* start Entries *
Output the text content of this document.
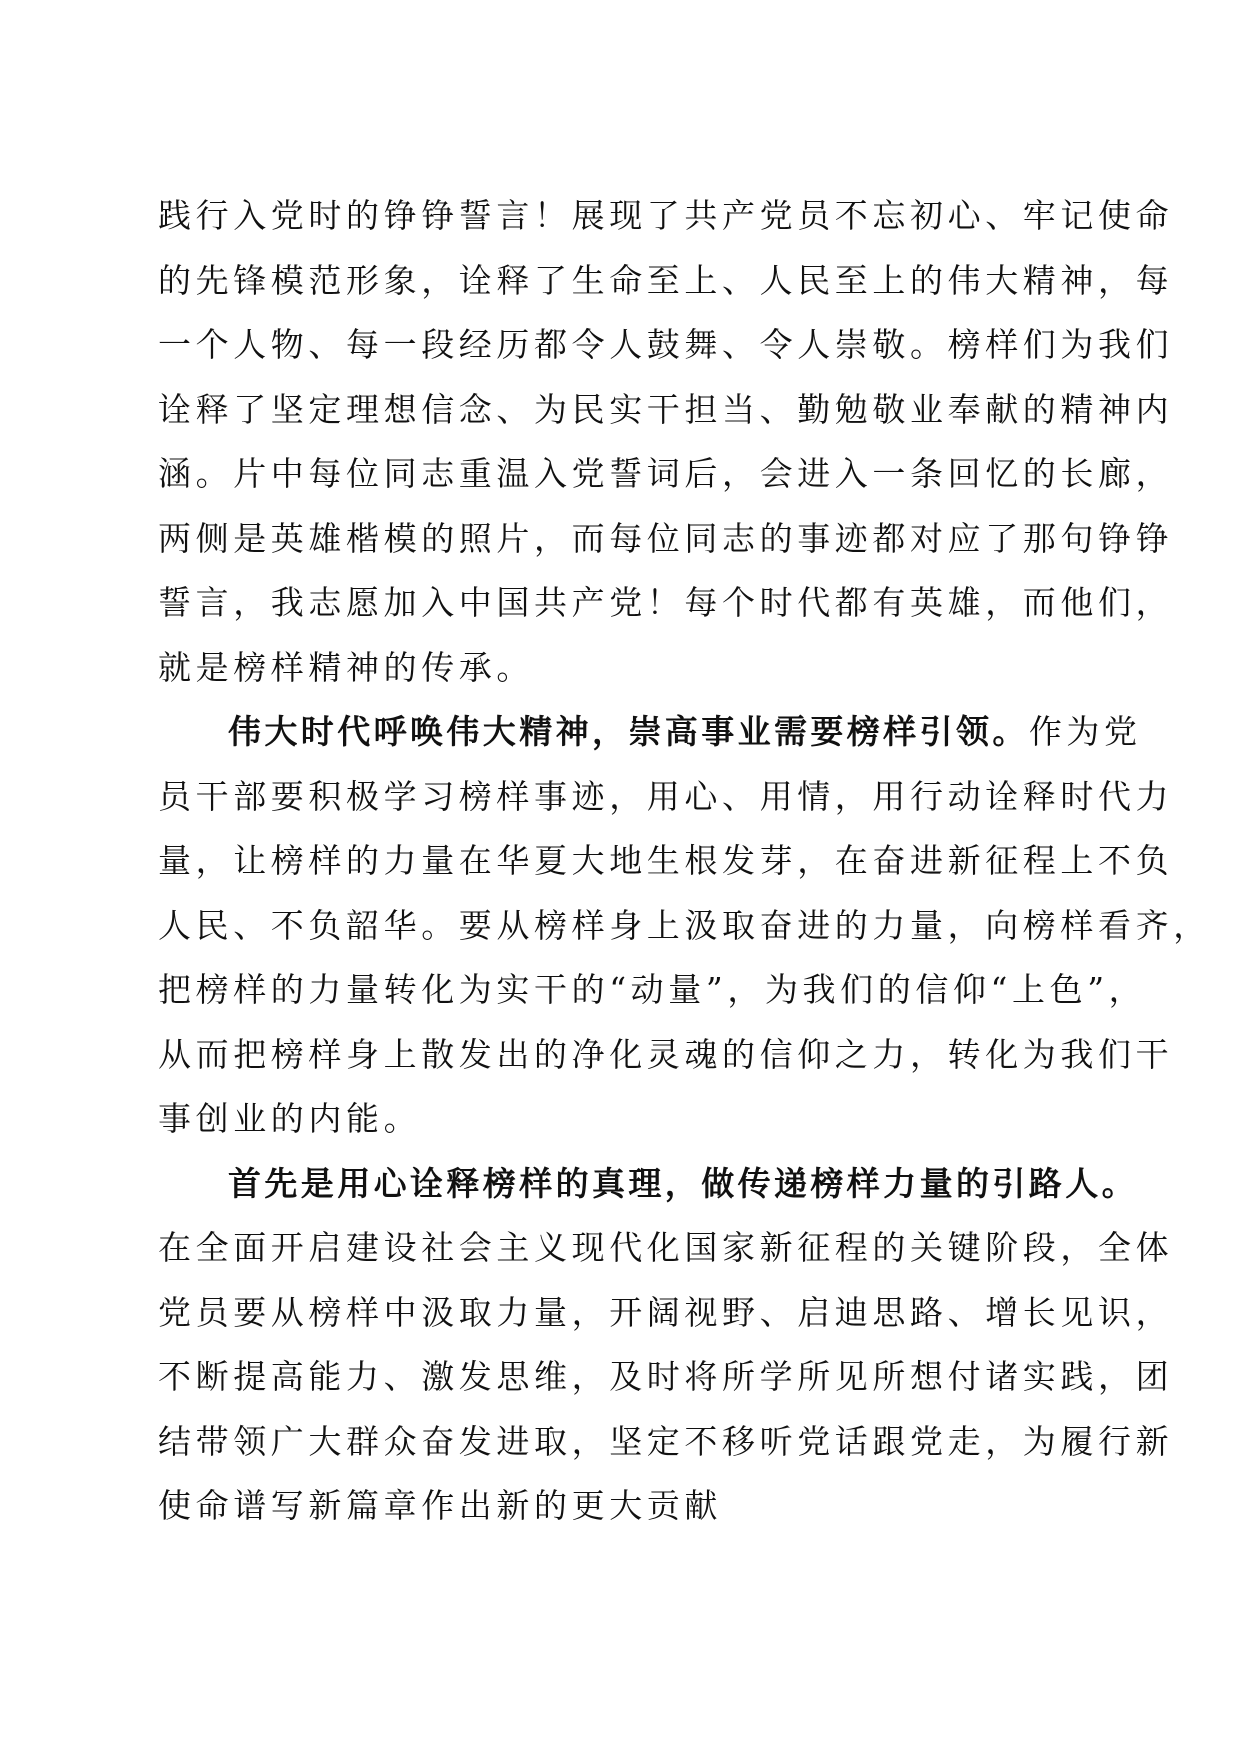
践行入党时的铮铮誓言！展现了共产党员不忘初心、牢记使命
的先锋模范形象，诠释了生命至上、人民至上的伟大精神，每
一个人物、每一段经历都令人鼓舞、令人崇敬。榜样们为我们
诠释了坚定理想信念、为民实干担当、勤勉敬业奉献的精神内
涵。片中每位同志重温入党誓词后，会进入一条回忆的长廊，
两侧是英雄楷模的照片，而每位同志的事迹都对应了那句铮铮
誓言，我志愿加入中国共产党！每个时代都有英雄，而他们，
就是榜样精神的传承。
伟大时代呼唤伟大精神，崇高事业需要榜样引领。作为党
员干部要积极学习榜样事迹，用心、用情，用行动诠释时代力
量，让榜样的力量在华夏大地生根发芽，在奋进新征程上不负
人民、不负韶华。要从榜样身上汲取奋进的力量，向榜样看齐，
把榜样的力量转化为实干的“动量”，为我们的信仰“上色”，
从而把榜样身上散发出的净化灵魂的信仰之力，转化为我们干
事创业的内能。
首先是用心诠释榜样的真理，做传递榜样力量的引路人。
在全面开启建设社会主义现代化国家新征程的关键阶段，全体
党员要从榜样中汲取力量，开阔视野、启迪思路、增长见识，
不断提高能力、激发思维，及时将所学所见所想付诸实践，团
结带领广大群众奋发进取，坚定不移听党话跟党走，为履行新
使命谱写新篇章作出新的更大贡献
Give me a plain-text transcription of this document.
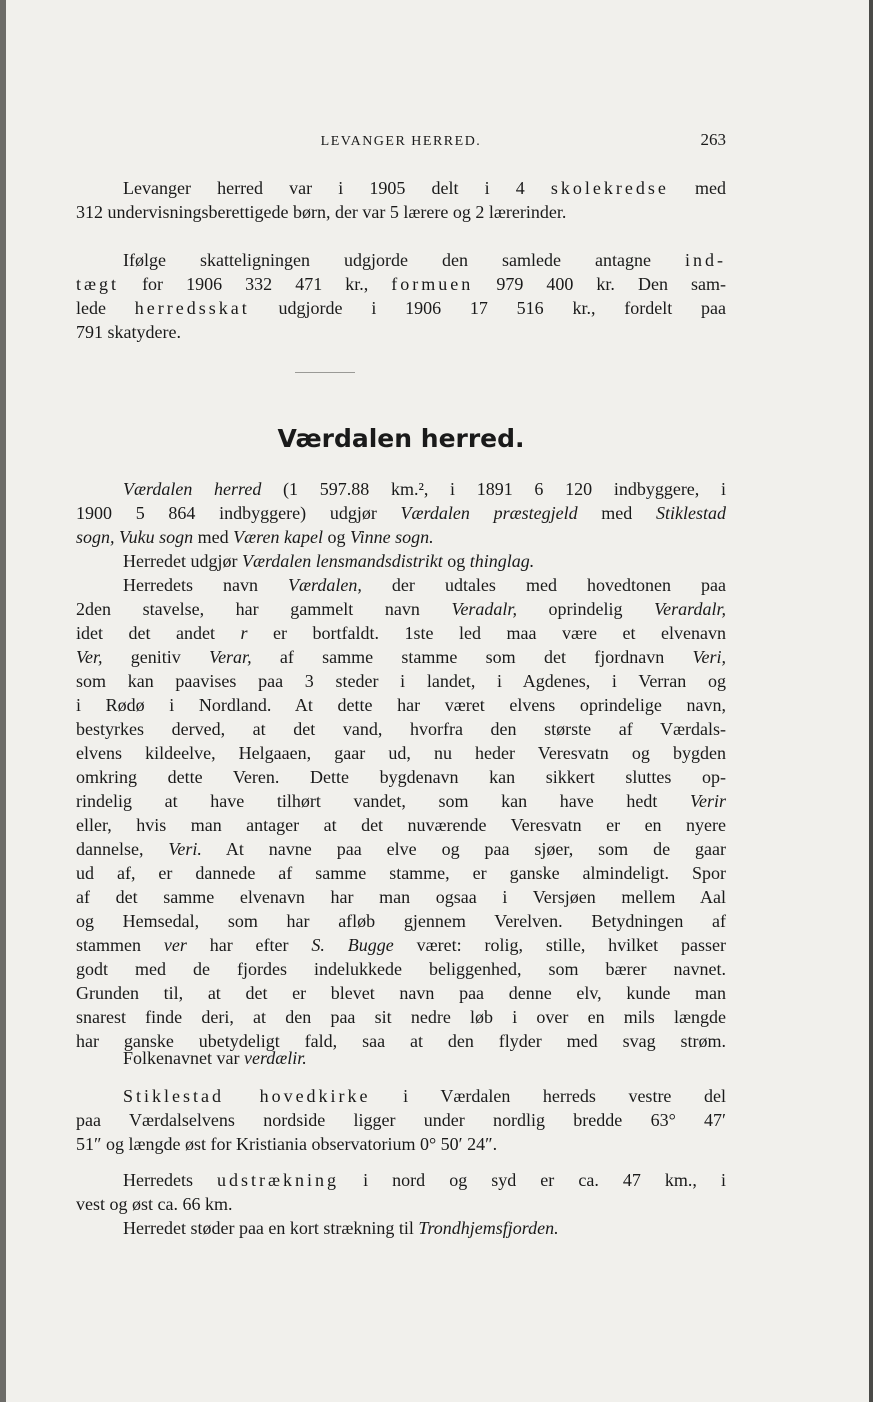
LEVANGER HERRED.	263

Levanger herred var i 1905 delt i 4 skolekredse med
312 undervisningsberettigede børn, der var 5 lærere og 2 lærerinder.

Ifølge skatteligningen udgjorde den samlede antagne ind-
tægt for 1906 332 471 kr., formuen 979 400 kr. Den sam-
lede herredsskat udgjorde i 1906 17 516 kr., fordelt paa
791 skatydere.

Værdalen herred.

Værdalen herred (1 597.88 km.², i 1891 6 120 indbyggere, i
1900 5 864 indbyggere) udgjør Værdalen præstegjeld med Stiklestad
sogn, Vuku sogn med Væren kapel og Vinne sogn.

Herredet udgjør Værdalen lensmandsdistrikt og thinglag.

Herredets navn Værdalen, der udtales med hovedtonen paa
2den stavelse, har gammelt navn Veradalr, oprindelig Verardalr,
idet det andet r er bortfaldt. 1ste led maa være et elvenavn
Ver, genitiv Verar, af samme stamme som det fjordnavn Veri,
som kan paavises paa 3 steder i landet, i Agdenes, i Verran og
i Rødø i Nordland. At dette har været elvens oprindelige navn,
bestyrkes derved, at det vand, hvorfra den største af Værdals-
elvens kildeelve, Helgaaen, gaar ud, nu heder Veresvatn og bygden
omkring dette Veren. Dette bygdenavn kan sikkert sluttes op-
rindelig at have tilhørt vandet, som kan have hedt Verir
eller, hvis man antager at det nuværende Veresvatn er en nyere
dannelse, Veri. At navne paa elve og paa sjøer, som de gaar
ud af, er dannede af samme stamme, er ganske almindeligt. Spor
af det samme elvenavn har man ogsaa i Versjøen mellem Aal
og Hemsedal, som har afløb gjennem Verelven. Betydningen af
stammen ver har efter S. Bugge været: rolig, stille, hvilket passer
godt med de fjordes indelukkede beliggenhed, som bærer navnet.
Grunden til, at det er blevet navn paa denne elv, kunde man
snarest finde deri, at den paa sit nedre løb i over en mils længde
har ganske ubetydeligt fald, saa at den flyder med svag strøm.

Folkenavnet var verdælir.

Stiklestad hovedkirke i Værdalen herreds vestre del
paa Værdalselvens nordside ligger under nordlig bredde 63° 47′
51″ og længde øst for Kristiania observatorium 0° 50′ 24″.

Herredets udstrækning i nord og syd er ca. 47 km., i
vest og øst ca. 66 km.

Herredet støder paa en kort strækning til Trondhjemsfjorden.
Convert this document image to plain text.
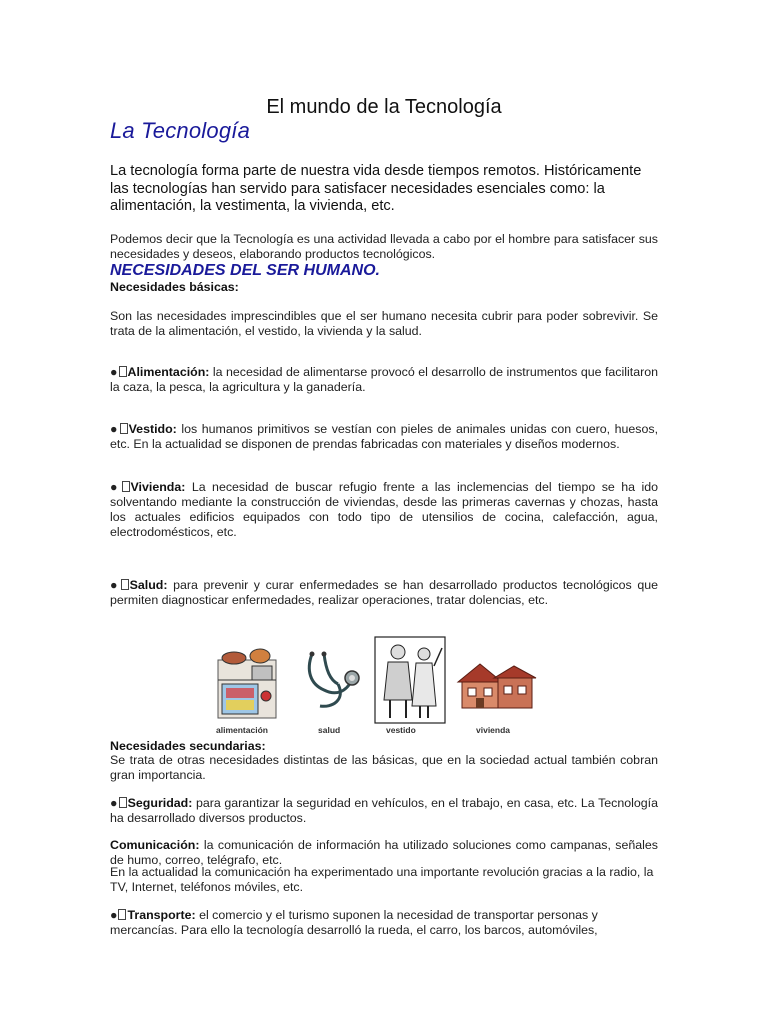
El mundo de la Tecnología
La Tecnología
La tecnología forma parte de nuestra vida desde tiempos remotos. Históricamente las tecnologías han servido para satisfacer necesidades esenciales como: la alimentación, la vestimenta, la vivienda, etc.
Podemos decir que la Tecnología es una actividad llevada a cabo por el hombre para satisfacer sus necesidades y deseos, elaborando productos tecnológicos.
NECESIDADES DEL SER HUMANO.
Necesidades básicas:
Son las necesidades imprescindibles que el ser humano necesita cubrir para poder sobrevivir. Se trata de la alimentación, el vestido, la vivienda y la salud.
● Alimentación: la necesidad de alimentarse provocó el desarrollo de instrumentos que facilitaron la caza, la pesca, la agricultura y la ganadería.
● Vestido: los humanos primitivos se vestían con pieles de animales unidas con cuero, huesos, etc. En la actualidad se disponen de prendas fabricadas con materiales y diseños modernos.
● Vivienda: La necesidad de buscar refugio frente a las inclemencias del tiempo se ha ido solventando mediante la construcción de viviendas, desde las primeras cavernas y chozas, hasta los actuales edificios equipados con todo tipo de utensilios de cocina, calefacción, agua, electrodomésticos, etc.
● Salud: para prevenir y curar enfermedades se han desarrollado productos tecnológicos que permiten diagnosticar enfermedades, realizar operaciones, tratar dolencias, etc.
alimentación	salud	vestido	vivienda
Necesidades secundarias:
Se trata de otras necesidades distintas de las básicas, que en la sociedad actual también cobran gran importancia.
● Seguridad: para garantizar la seguridad en vehículos, en el trabajo, en casa, etc. La Tecnología ha desarrollado diversos productos.
Comunicación: la comunicación de información ha utilizado soluciones como campanas, señales de humo, correo, telégrafo, etc.
En la actualidad la comunicación ha experimentado una importante revolución gracias a la radio, la TV, Internet, teléfonos móviles, etc.
● Transporte: el comercio y el turismo suponen la necesidad de transportar personas y mercancías. Para ello la tecnología desarrolló la rueda, el carro, los barcos, automóviles,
* end Entries *
Find every line holding the word "udgjorde"; give their count and nothing else.

2